[Stored data entries]
[Begin]

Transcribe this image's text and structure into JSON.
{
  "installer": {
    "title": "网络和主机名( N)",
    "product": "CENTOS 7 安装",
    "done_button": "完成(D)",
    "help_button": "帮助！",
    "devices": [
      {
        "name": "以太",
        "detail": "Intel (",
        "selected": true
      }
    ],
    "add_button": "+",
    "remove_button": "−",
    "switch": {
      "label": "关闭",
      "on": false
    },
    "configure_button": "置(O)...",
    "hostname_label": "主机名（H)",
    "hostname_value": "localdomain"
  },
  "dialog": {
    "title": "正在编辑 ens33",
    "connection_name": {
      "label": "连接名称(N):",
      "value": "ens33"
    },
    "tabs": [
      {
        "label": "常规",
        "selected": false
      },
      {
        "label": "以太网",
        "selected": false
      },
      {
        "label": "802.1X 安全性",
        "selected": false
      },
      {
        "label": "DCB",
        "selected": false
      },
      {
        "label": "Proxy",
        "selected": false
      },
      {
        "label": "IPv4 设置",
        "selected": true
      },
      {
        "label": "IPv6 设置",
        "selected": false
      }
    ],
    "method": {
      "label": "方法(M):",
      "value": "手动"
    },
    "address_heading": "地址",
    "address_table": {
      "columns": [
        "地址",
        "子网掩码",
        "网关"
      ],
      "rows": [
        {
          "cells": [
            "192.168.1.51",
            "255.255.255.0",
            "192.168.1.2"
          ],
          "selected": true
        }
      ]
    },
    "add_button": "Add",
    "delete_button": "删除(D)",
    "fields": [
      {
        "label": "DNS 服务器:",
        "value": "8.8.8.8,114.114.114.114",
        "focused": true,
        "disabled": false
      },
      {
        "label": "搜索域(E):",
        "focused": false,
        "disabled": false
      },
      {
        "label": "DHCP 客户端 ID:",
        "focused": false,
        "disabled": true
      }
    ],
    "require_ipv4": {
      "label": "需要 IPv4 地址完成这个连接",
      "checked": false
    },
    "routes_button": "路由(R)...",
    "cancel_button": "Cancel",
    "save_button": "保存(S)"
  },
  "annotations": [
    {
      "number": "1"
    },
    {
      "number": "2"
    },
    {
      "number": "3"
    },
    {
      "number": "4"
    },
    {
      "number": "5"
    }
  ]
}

[End]

Requirements
Recopy all the lines exactly as they appear.

Problem solution
Transcribe this image's text and structure into JSON.
{
  "installer": {
    "title": "网络和主机名( N)",
    "product": "CENTOS 7 安装",
    "done_button": "完成(D)",
    "help_button": "帮助！",
    "devices": [
      {
        "name": "以太",
        "detail": "Intel (",
        "selected": true
      }
    ],
    "add_button": "+",
    "remove_button": "−",
    "switch": {
      "label": "关闭",
      "on": false
    },
    "configure_button": "置(O)...",
    "hostname_label": "主机名（H)",
    "hostname_value": "localdomain"
  },
  "dialog": {
    "title": "正在编辑 ens33",
    "connection_name": {
      "label": "连接名称(N):",
      "value": "ens33"
    },
    "tabs": [
      {
        "label": "常规",
        "selected": false
      },
      {
        "label": "以太网",
        "selected": false
      },
      {
        "label": "802.1X 安全性",
        "selected": false
      },
      {
        "label": "DCB",
        "selected": false
      },
      {
        "label": "Proxy",
        "selected": false
      },
      {
        "label": "IPv4 设置",
        "selected": true
      },
      {
        "label": "IPv6 设置",
        "selected": false
      }
    ],
    "method": {
      "label": "方法(M):",
      "value": "手动"
    },
    "address_heading": "地址",
    "address_table": {
      "columns": [
        "地址",
        "子网掩码",
        "网关"
      ],
      "rows": [
        {
          "cells": [
            "192.168.1.51",
            "255.255.255.0",
            "192.168.1.2"
          ],
          "selected": true
        }
      ]
    },
    "add_button": "Add",
    "delete_button": "删除(D)",
    "fields": [
      {
        "label": "DNS 服务器:",
        "value": "8.8.8.8,114.114.114.114",
        "focused": true,
        "disabled": false
      },
      {
        "label": "搜索域(E):",
        "focused": false,
        "disabled": false
      },
      {
        "label": "DHCP 客户端 ID:",
        "focused": false,
        "disabled": true
      }
    ],
    "require_ipv4": {
      "label": "需要 IPv4 地址完成这个连接",
      "checked": false
    },
    "routes_button": "路由(R)...",
    "cancel_button": "Cancel",
    "save_button": "保存(S)"
  },
  "annotations": [
    {
      "number": "1"
    },
    {
      "number": "2"
    },
    {
      "number": "3"
    },
    {
      "number": "4"
    },
    {
      "number": "5"
    }
  ]
}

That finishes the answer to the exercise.